[Saved data entries]
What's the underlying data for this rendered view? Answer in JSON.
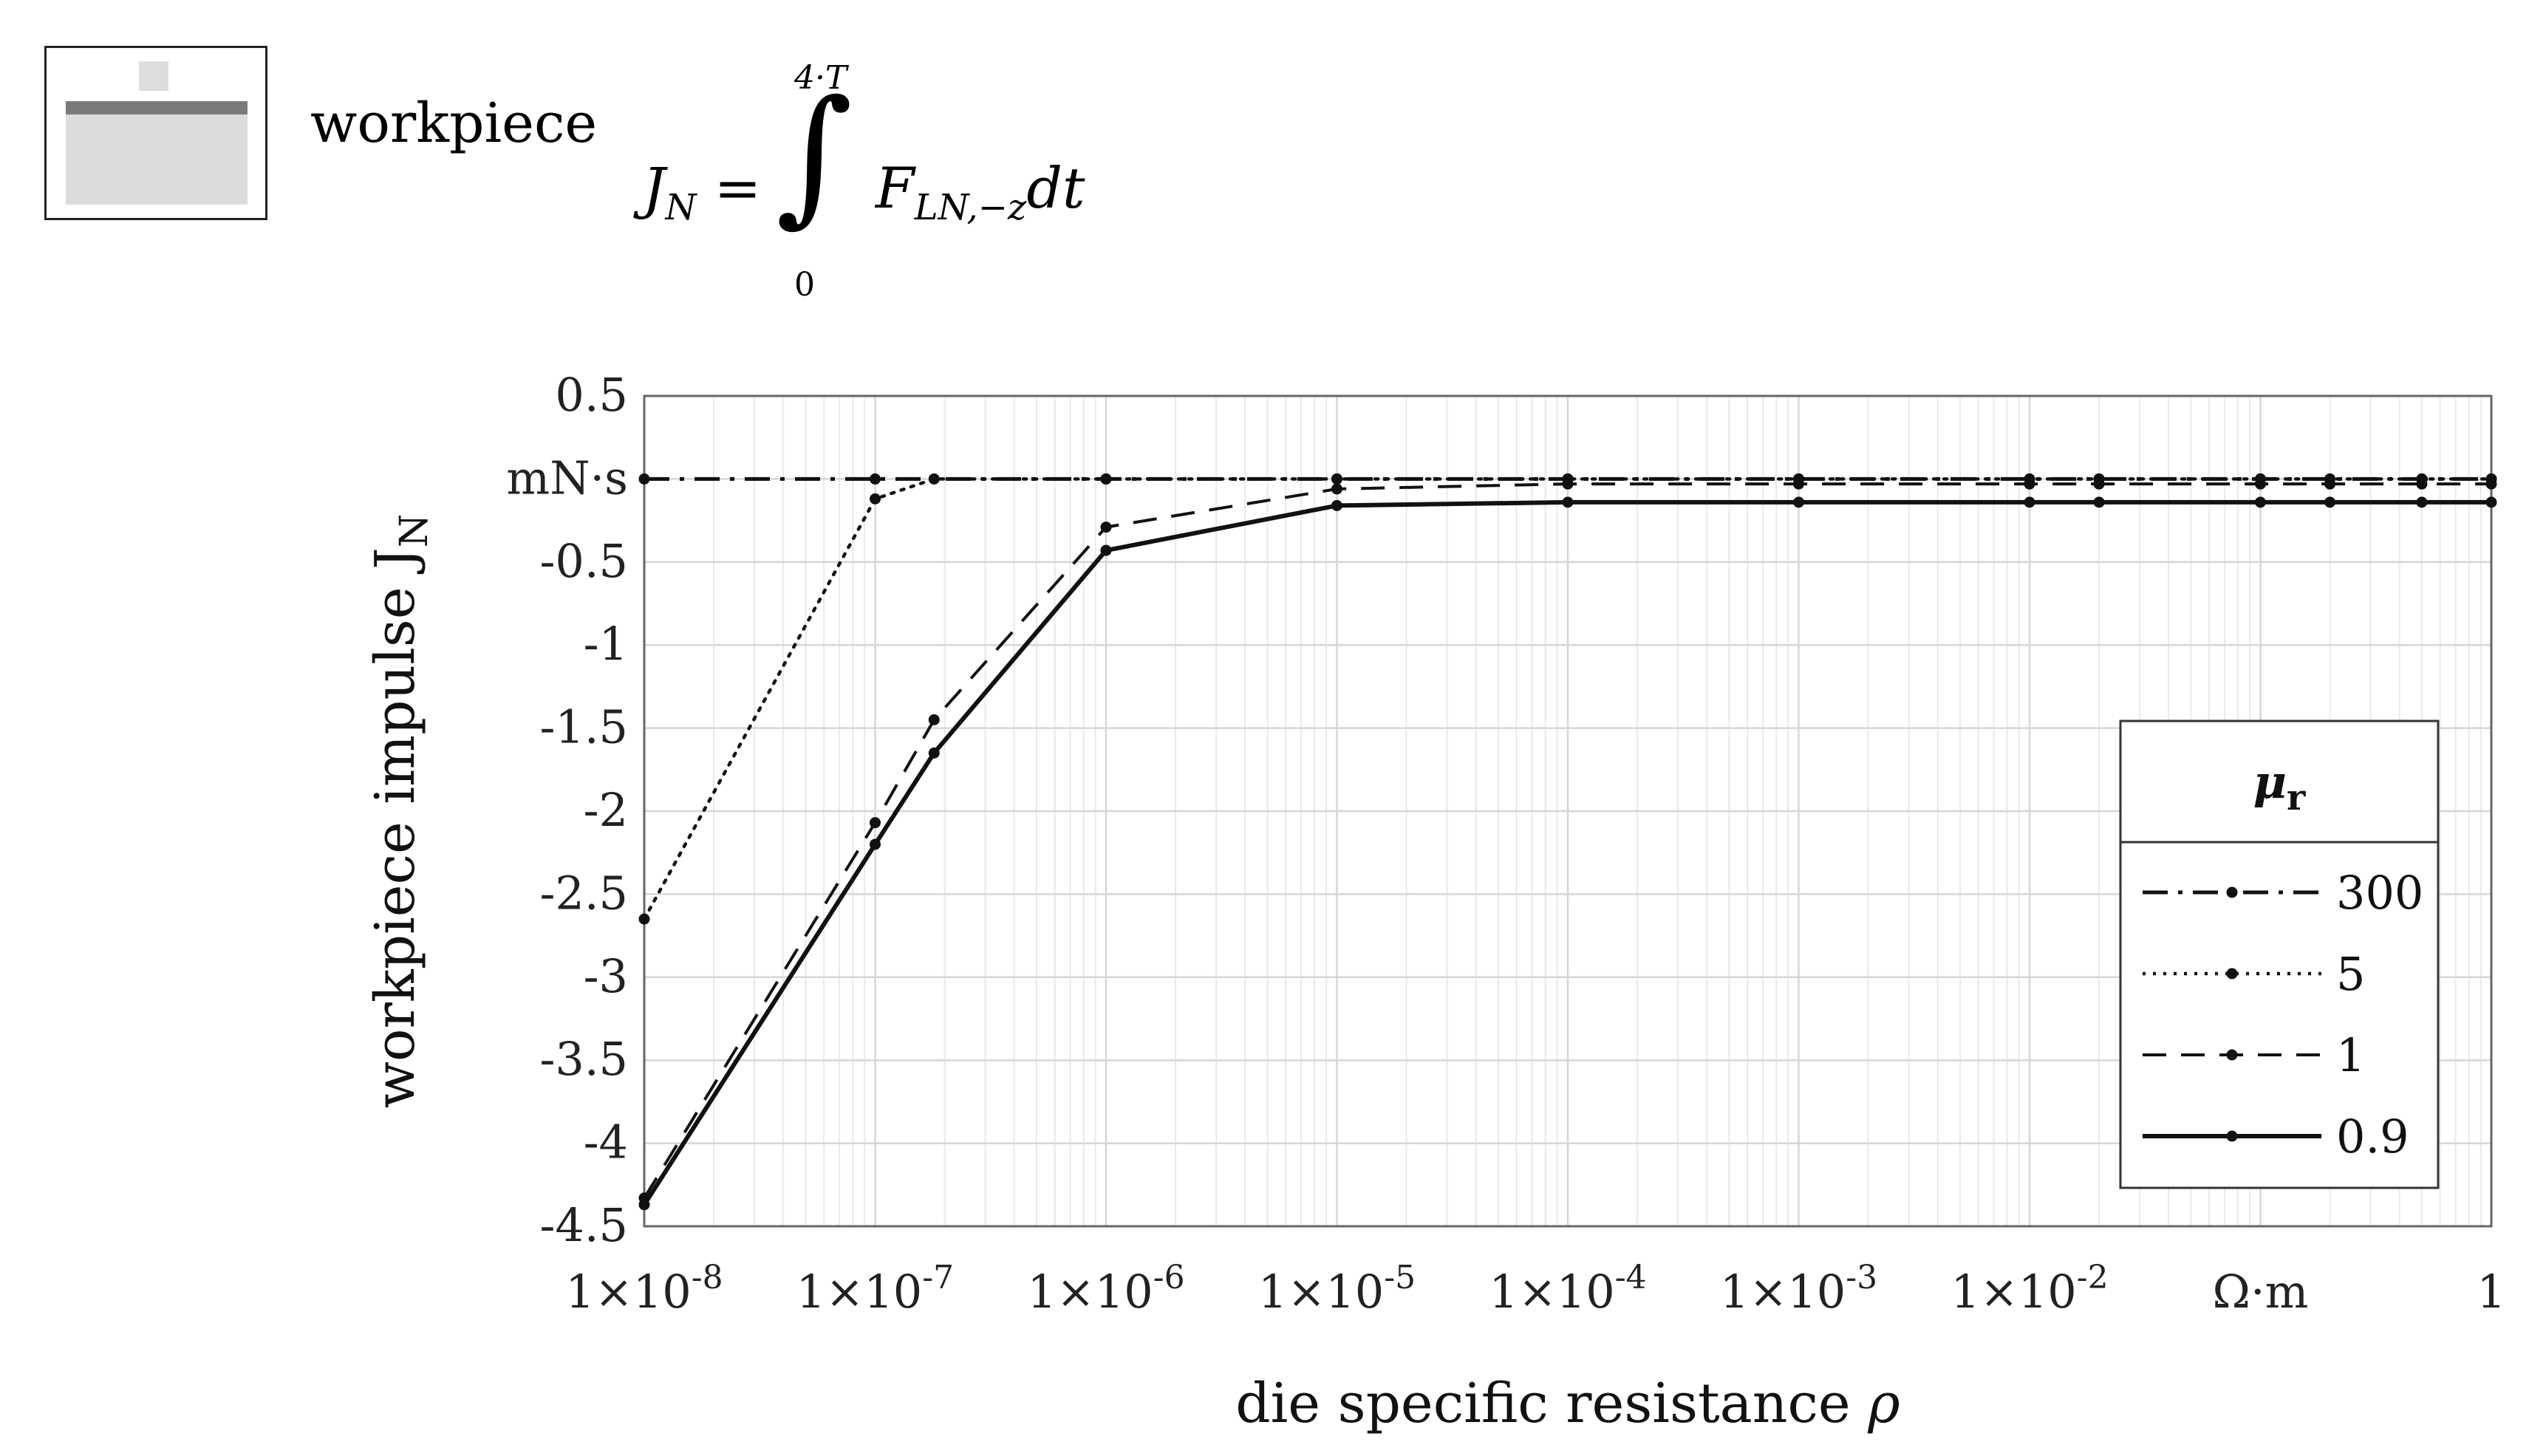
{
  "header": {
    "workpiece_label": "workpiece",
    "formula": {
      "lhs": "J",
      "lhs_sub": "N",
      "equals": "=",
      "upper_limit": "4·T",
      "lower_limit": "0",
      "integrand": "F",
      "integrand_sub": "LN,−z",
      "differential": "dt"
    }
  },
  "chart_data": {
    "type": "line",
    "xscale": "log",
    "xlim": [
      1e-08,
      1
    ],
    "ylim": [
      -4.5,
      0.5
    ],
    "xlabel": "die specific resistance",
    "xlabel_symbol": "ρ",
    "ylabel": "workpiece impulse J",
    "ylabel_sub": "N",
    "y_unit_tick": "mN·s",
    "x_unit_tick": "Ω·m",
    "x_ticks": [
      {
        "value": 1e-08,
        "label": "1×10",
        "exp": "-8"
      },
      {
        "value": 1e-07,
        "label": "1×10",
        "exp": "-7"
      },
      {
        "value": 1e-06,
        "label": "1×10",
        "exp": "-6"
      },
      {
        "value": 1e-05,
        "label": "1×10",
        "exp": "-5"
      },
      {
        "value": 0.0001,
        "label": "1×10",
        "exp": "-4"
      },
      {
        "value": 0.001,
        "label": "1×10",
        "exp": "-3"
      },
      {
        "value": 0.01,
        "label": "1×10",
        "exp": "-2"
      },
      {
        "value": 0.1,
        "label": "Ω·m",
        "exp": ""
      },
      {
        "value": 1,
        "label": "1",
        "exp": ""
      }
    ],
    "y_ticks": [
      {
        "value": 0.5,
        "label": "0.5"
      },
      {
        "value": 0,
        "label": "mN·s"
      },
      {
        "value": -0.5,
        "label": "-0.5"
      },
      {
        "value": -1,
        "label": "-1"
      },
      {
        "value": -1.5,
        "label": "-1.5"
      },
      {
        "value": -2,
        "label": "-2"
      },
      {
        "value": -2.5,
        "label": "-2.5"
      },
      {
        "value": -3,
        "label": "-3"
      },
      {
        "value": -3.5,
        "label": "-3.5"
      },
      {
        "value": -4,
        "label": "-4"
      },
      {
        "value": -4.5,
        "label": "-4.5"
      }
    ],
    "grid": true,
    "legend": {
      "title": "μ",
      "title_sub": "r",
      "position": "right"
    },
    "series": [
      {
        "name": "300",
        "style": "dashdot",
        "x": [
          1e-08,
          1e-07,
          1e-06,
          1e-05,
          0.0001,
          0.001,
          0.01,
          0.02,
          0.1,
          0.2,
          0.5,
          1
        ],
        "y": [
          0,
          0,
          0,
          0,
          0,
          0,
          0,
          0,
          0,
          0,
          0,
          0
        ]
      },
      {
        "name": "5",
        "style": "dotted",
        "x": [
          1e-08,
          1e-07,
          1.8e-07,
          1e-06,
          1e-05,
          0.0001,
          0.001,
          0.01,
          0.02,
          0.1,
          0.2,
          0.5,
          1
        ],
        "y": [
          -2.65,
          -0.12,
          0,
          0,
          0,
          0,
          0,
          0,
          0,
          0,
          0,
          0,
          0
        ]
      },
      {
        "name": "1",
        "style": "dashed",
        "x": [
          1e-08,
          1e-07,
          1.8e-07,
          1e-06,
          1e-05,
          0.0001,
          0.001,
          0.01,
          0.02,
          0.1,
          0.2,
          0.5,
          1
        ],
        "y": [
          -4.33,
          -2.07,
          -1.45,
          -0.29,
          -0.06,
          -0.03,
          -0.03,
          -0.03,
          -0.03,
          -0.03,
          -0.03,
          -0.03,
          -0.03
        ]
      },
      {
        "name": "0.9",
        "style": "solid",
        "x": [
          1e-08,
          1e-07,
          1.8e-07,
          1e-06,
          1e-05,
          0.0001,
          0.001,
          0.01,
          0.02,
          0.1,
          0.2,
          0.5,
          1
        ],
        "y": [
          -4.37,
          -2.2,
          -1.65,
          -0.43,
          -0.16,
          -0.14,
          -0.14,
          -0.14,
          -0.14,
          -0.14,
          -0.14,
          -0.14,
          -0.14
        ]
      }
    ]
  }
}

[Exercise objective] Copy every line above in which the string "style" shows up.

[Exercise solution]
        "style": "dashdot",
        "style": "dotted",
        "style": "dashed",
        "style": "solid",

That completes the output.